— Exercise —
Isolate every line in the records below with "JSON" in it.

— Listing —
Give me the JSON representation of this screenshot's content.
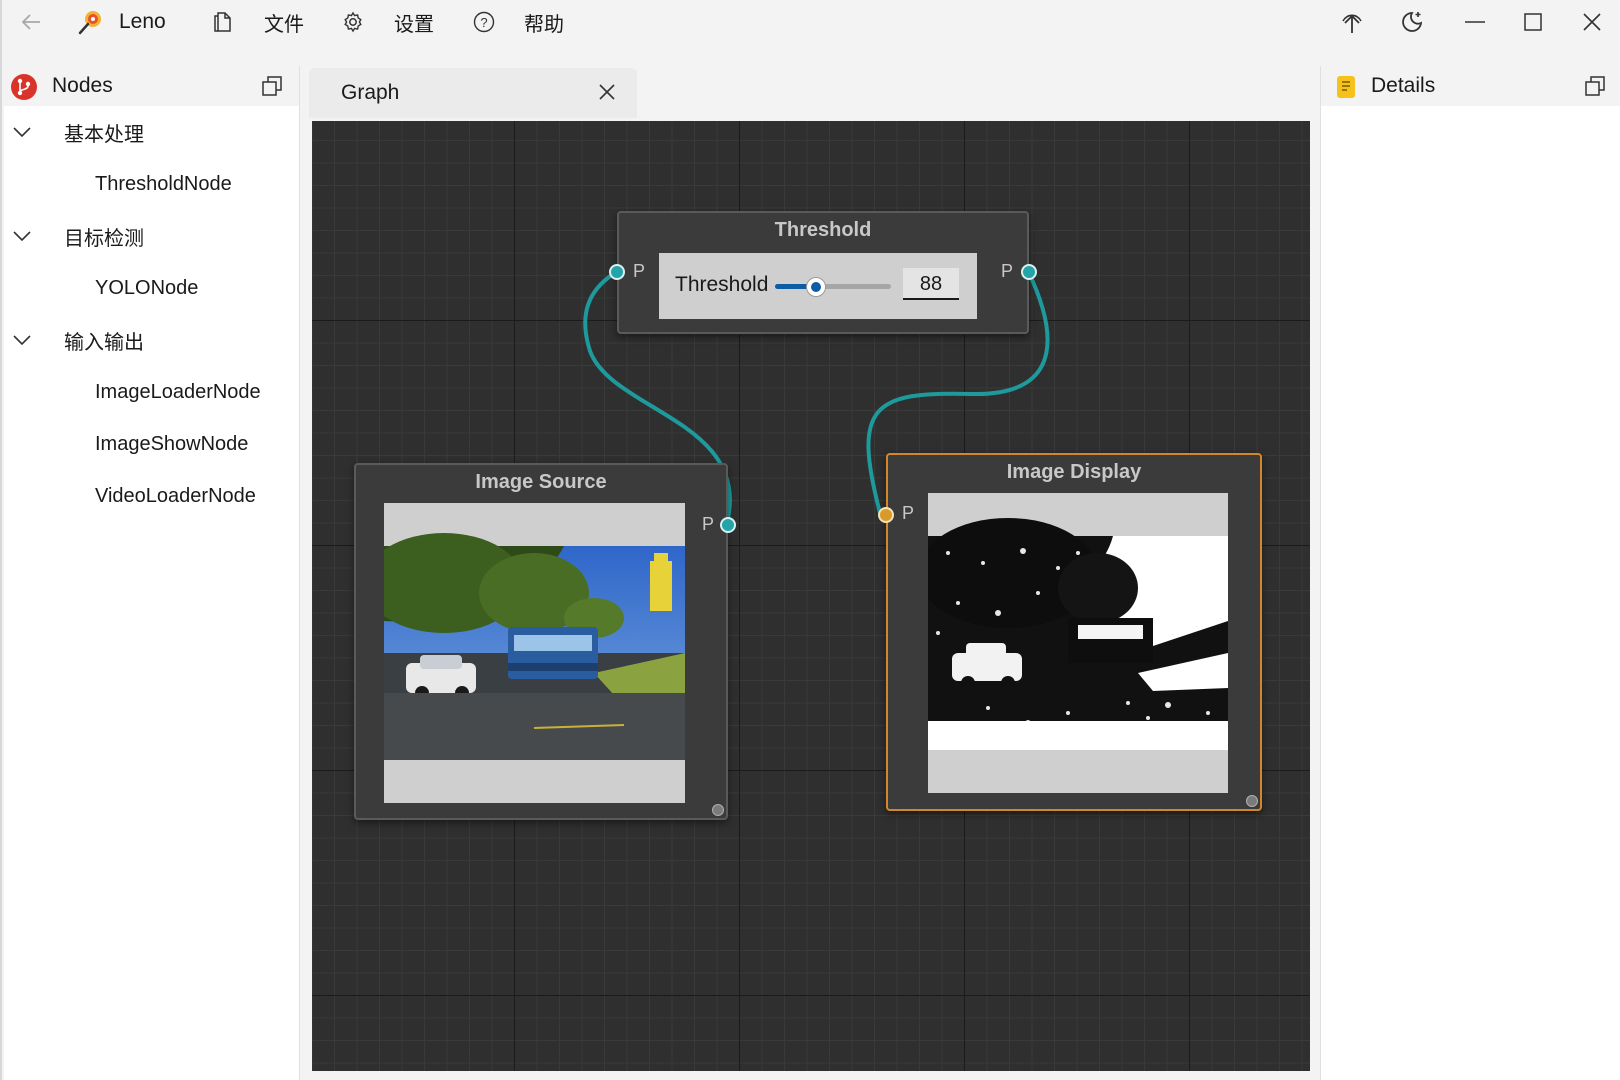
{
  "titlebar": {
    "app_name": "Leno",
    "menu_file": "文件",
    "menu_settings": "设置",
    "menu_help": "帮助"
  },
  "nodes_panel": {
    "title": "Nodes",
    "groups": [
      {
        "label": "基本处理",
        "items": [
          "ThresholdNode"
        ]
      },
      {
        "label": "目标检测",
        "items": [
          "YOLONode"
        ]
      },
      {
        "label": "输入输出",
        "items": [
          "ImageLoaderNode",
          "ImageShowNode",
          "VideoLoaderNode"
        ]
      }
    ]
  },
  "graph_tab": {
    "label": "Graph"
  },
  "graph": {
    "threshold_node": {
      "title": "Threshold",
      "in_port": "P",
      "out_port": "P",
      "param_label": "Threshold",
      "value": "88",
      "slider_fraction": 0.35
    },
    "image_source_node": {
      "title": "Image Source",
      "out_port": "P"
    },
    "image_display_node": {
      "title": "Image Display",
      "in_port": "P"
    }
  },
  "details_panel": {
    "title": "Details"
  },
  "colors": {
    "wire": "#1f9a9c",
    "port": "#24a4a9",
    "selected_border": "#d2882a",
    "canvas": "#2f2f2f",
    "accent": "#0d5ca6"
  }
}
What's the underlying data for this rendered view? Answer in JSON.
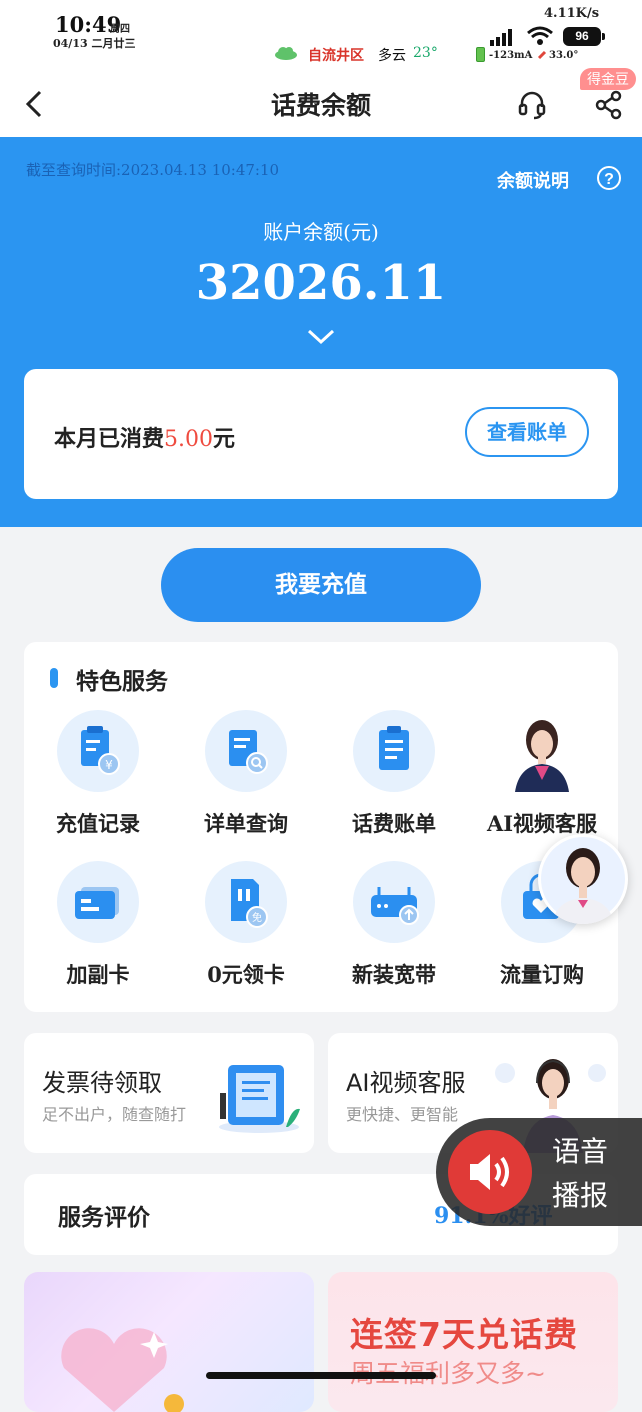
{
  "status_bar": {
    "time": "10:49",
    "weekday": "周四",
    "date": "04/13 二月廿三",
    "city": "自流井区",
    "weather": "多云",
    "temperature": "23°",
    "net_speed": "4.11K/s",
    "battery": "96",
    "current": "-123mA",
    "battery_temp": "33.0°"
  },
  "navbar": {
    "title": "话费余额",
    "coin_badge": "得金豆"
  },
  "balance": {
    "query_time": "截至查询时间:2023.04.13 10:47:10",
    "note_label": "余额说明",
    "help": "?",
    "label": "账户余额(元)",
    "value": "32026.11",
    "month_prefix": "本月已消费",
    "month_amount": "5.00",
    "month_unit": "元",
    "view_bill": "查看账单"
  },
  "recharge_label": "我要充值",
  "services": {
    "title": "特色服务",
    "items": [
      {
        "label": "充值记录",
        "icon": "recharge-record-icon"
      },
      {
        "label": "详单查询",
        "icon": "detail-query-icon"
      },
      {
        "label": "话费账单",
        "icon": "bill-icon"
      },
      {
        "label": "AI视频客服",
        "icon": "ai-agent-avatar"
      },
      {
        "label": "加副卡",
        "icon": "add-card-icon"
      },
      {
        "label": "0元领卡",
        "icon": "free-sim-icon"
      },
      {
        "label": "新装宽带",
        "icon": "router-icon"
      },
      {
        "label": "流量订购",
        "icon": "data-order-icon"
      }
    ]
  },
  "promos": [
    {
      "title": "发票待领取",
      "subtitle": "足不出户，随查随打"
    },
    {
      "title": "AI视频客服",
      "subtitle": "更快捷、更智能"
    }
  ],
  "rating": {
    "title": "服务评价",
    "value": "91.1%好评"
  },
  "bottom_cards": {
    "right_title": "连签7天兑话费",
    "right_subtitle": "周五福利多又多~"
  },
  "voice_widget": {
    "line1": "语音",
    "line2": "播报"
  },
  "colors": {
    "primary": "#2b95f1",
    "accent_red": "#ef4b3f"
  }
}
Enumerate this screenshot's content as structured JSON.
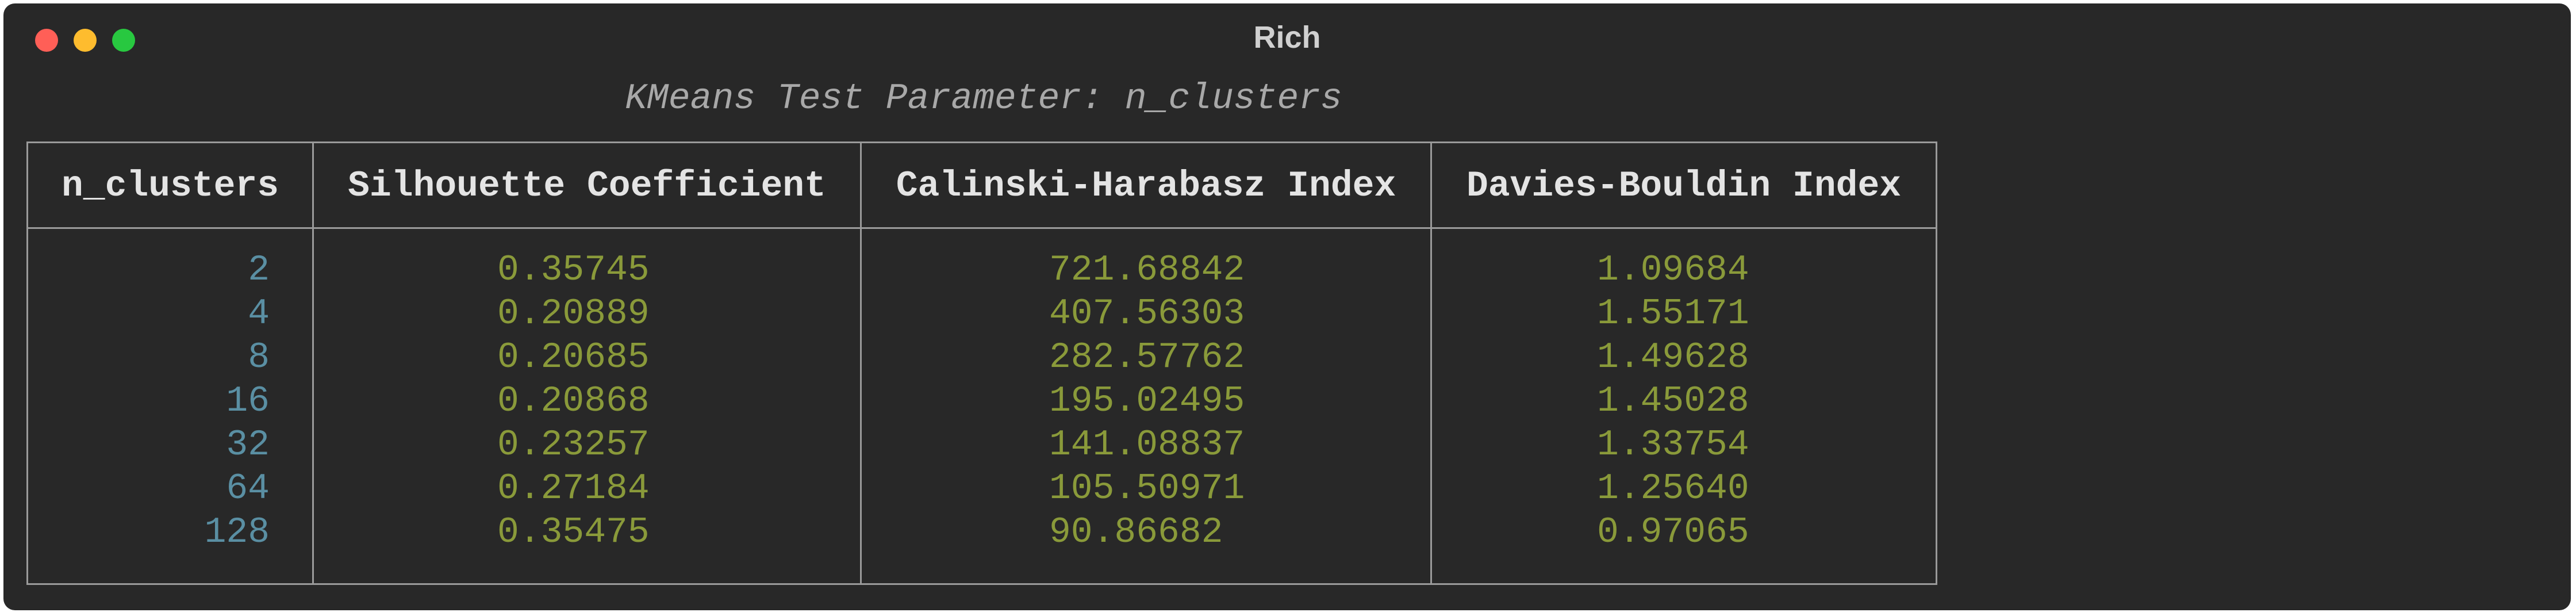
{
  "window": {
    "title": "Rich"
  },
  "table": {
    "caption": "KMeans Test Parameter: n_clusters",
    "headers": [
      "n_clusters",
      "Silhouette Coefficient",
      "Calinski-Harabasz Index",
      "Davies-Bouldin Index"
    ],
    "rows": [
      {
        "n_clusters": "2",
        "silhouette": "0.35745",
        "calinski": "721.68842",
        "davies": "1.09684"
      },
      {
        "n_clusters": "4",
        "silhouette": "0.20889",
        "calinski": "407.56303",
        "davies": "1.55171"
      },
      {
        "n_clusters": "8",
        "silhouette": "0.20685",
        "calinski": "282.57762",
        "davies": "1.49628"
      },
      {
        "n_clusters": "16",
        "silhouette": "0.20868",
        "calinski": "195.02495",
        "davies": "1.45028"
      },
      {
        "n_clusters": "32",
        "silhouette": "0.23257",
        "calinski": "141.08837",
        "davies": "1.33754"
      },
      {
        "n_clusters": "64",
        "silhouette": "0.27184",
        "calinski": "105.50971",
        "davies": "1.25640"
      },
      {
        "n_clusters": "128",
        "silhouette": "0.35475",
        "calinski": "90.86682",
        "davies": "0.97065"
      }
    ]
  },
  "colors": {
    "background": "#282828",
    "index_text": "#5a8fa3",
    "value_text": "#8a9a3a",
    "header_text": "#e4e4e4",
    "caption_text": "#a8a8a8",
    "border": "#9a9a9a"
  }
}
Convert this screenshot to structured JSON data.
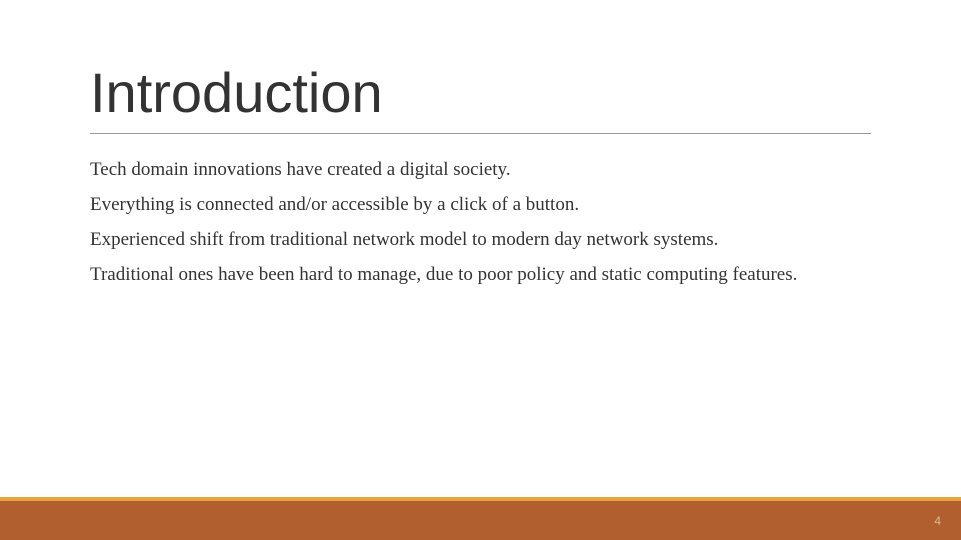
{
  "slide": {
    "title": "Introduction",
    "bullets": [
      "Tech domain innovations have created a digital society.",
      "Everything is connected and/or accessible by a click of a button.",
      "Experienced shift from traditional network model to modern day network systems.",
      "Traditional ones have been hard to manage, due to poor policy and static computing features."
    ],
    "pageNumber": "4"
  },
  "colors": {
    "footerBg": "#b15f2e",
    "footerAccent": "#e8a33d"
  }
}
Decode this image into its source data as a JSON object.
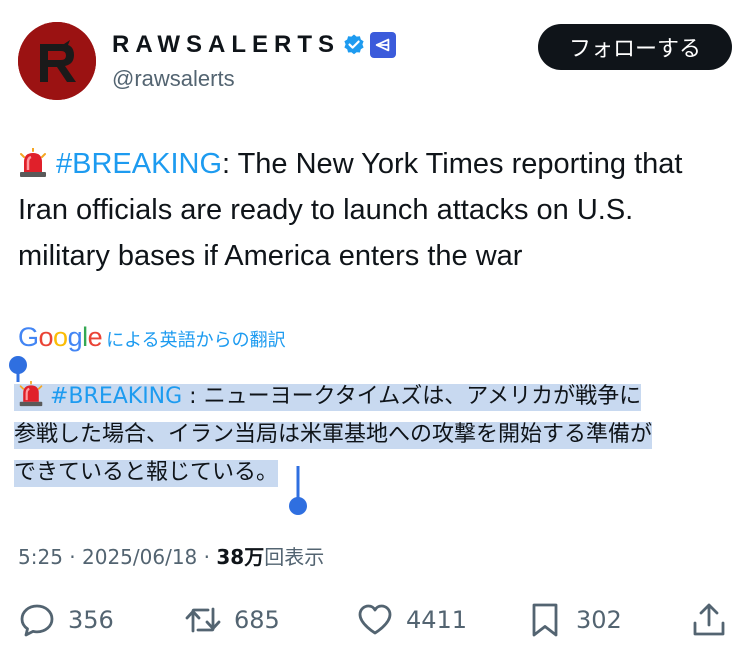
{
  "author": {
    "display_name": "RAWSALERTS",
    "handle": "@rawsalerts"
  },
  "follow_label": "フォローする",
  "tweet": {
    "hashtag": "#BREAKING",
    "text_line1_rest": ": The New York Times reporting that",
    "text_line2": "Iran officials are ready to launch attacks on U.S.",
    "text_line3": "military bases if America enters the war"
  },
  "translation": {
    "provider": "Google",
    "label": "による英語からの翻訳",
    "hashtag": "#BREAKING",
    "line1_rest": " : ニューヨークタイムズは、アメリカが戦争に",
    "line2": "参戦した場合、イラン当局は米軍基地への攻撃を開始する準備が",
    "line3": "できていると報じている。"
  },
  "meta": {
    "time": "5:25",
    "sep1": " · ",
    "date": "2025/06/18",
    "sep2": " · ",
    "views_count": "38万",
    "views_label": "回表示"
  },
  "actions": {
    "replies": "356",
    "reposts": "685",
    "likes": "4411",
    "bookmarks": "302"
  },
  "colors": {
    "accent": "#1d9bf0",
    "selection": "#c8d9f0",
    "avatar_bg": "#9b1212",
    "secondary_text": "#536471"
  }
}
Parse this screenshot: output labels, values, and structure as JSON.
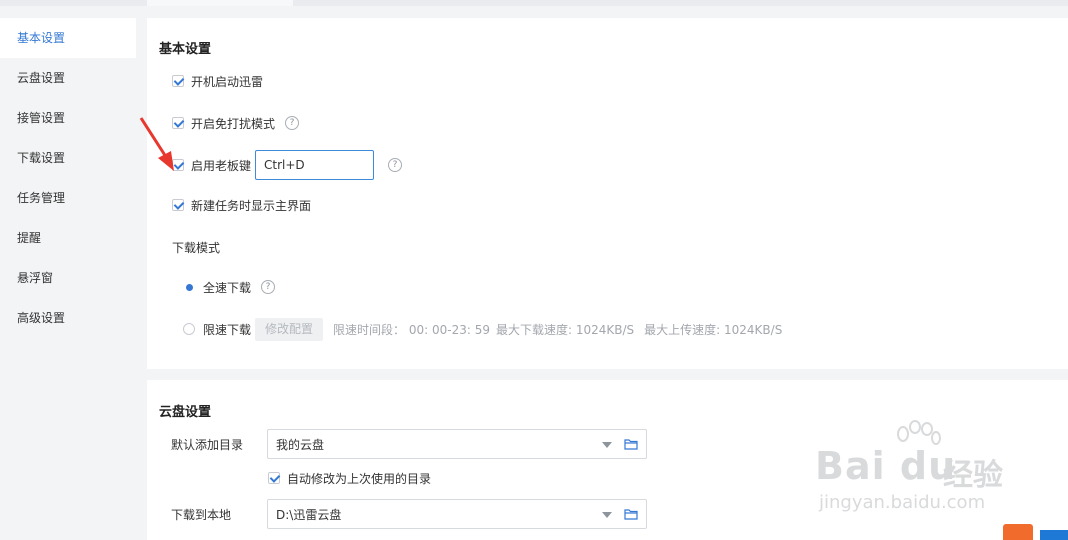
{
  "sidebar": {
    "items": [
      {
        "label": "基本设置",
        "active": true
      },
      {
        "label": "云盘设置"
      },
      {
        "label": "接管设置"
      },
      {
        "label": "下载设置"
      },
      {
        "label": "任务管理"
      },
      {
        "label": "提醒"
      },
      {
        "label": "悬浮窗"
      },
      {
        "label": "高级设置"
      }
    ]
  },
  "basic": {
    "title": "基本设置",
    "startup": {
      "label": "开机启动迅雷",
      "checked": true
    },
    "no_disturb": {
      "label": "开启免打扰模式",
      "checked": true
    },
    "boss_key": {
      "label": "启用老板键",
      "checked": true,
      "value": "Ctrl+D"
    },
    "show_main": {
      "label": "新建任务时显示主界面",
      "checked": true
    },
    "download_mode": {
      "title": "下载模式",
      "full_speed": {
        "label": "全速下载",
        "selected": true
      },
      "limited": {
        "label": "限速下载",
        "selected": false,
        "config_button": "修改配置",
        "time_range": "限速时间段： 00: 00-23: 59",
        "max_download": "最大下载速度: 1024KB/S",
        "max_upload": "最大上传速度: 1024KB/S"
      }
    }
  },
  "cloud": {
    "title": "云盘设置",
    "default_dir": {
      "label": "默认添加目录",
      "value": "我的云盘"
    },
    "auto_modify": {
      "label": "自动修改为上次使用的目录",
      "checked": true
    },
    "download_local": {
      "label": "下载到本地",
      "value": "D:\\迅雷云盘"
    }
  },
  "watermark": {
    "brand": "Bai du",
    "cn": "经验",
    "url": "jingyan.baidu.com"
  },
  "colors": {
    "accent": "#3478d4",
    "arrow": "#e8382e"
  },
  "icons": [
    "check-icon",
    "help-icon",
    "radio-dot-icon",
    "caret-down-icon",
    "folder-icon",
    "red-arrow-icon"
  ]
}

— Task result —
Give me the JSON representation of this screenshot's content.
What's the underlying data for this rendered view? Answer in JSON.
Enumerate this screenshot's content as structured JSON.
Convert this screenshot to structured JSON data.
Decode this image into its source data as a JSON object.
Parse this screenshot: output labels, values, and structure as JSON.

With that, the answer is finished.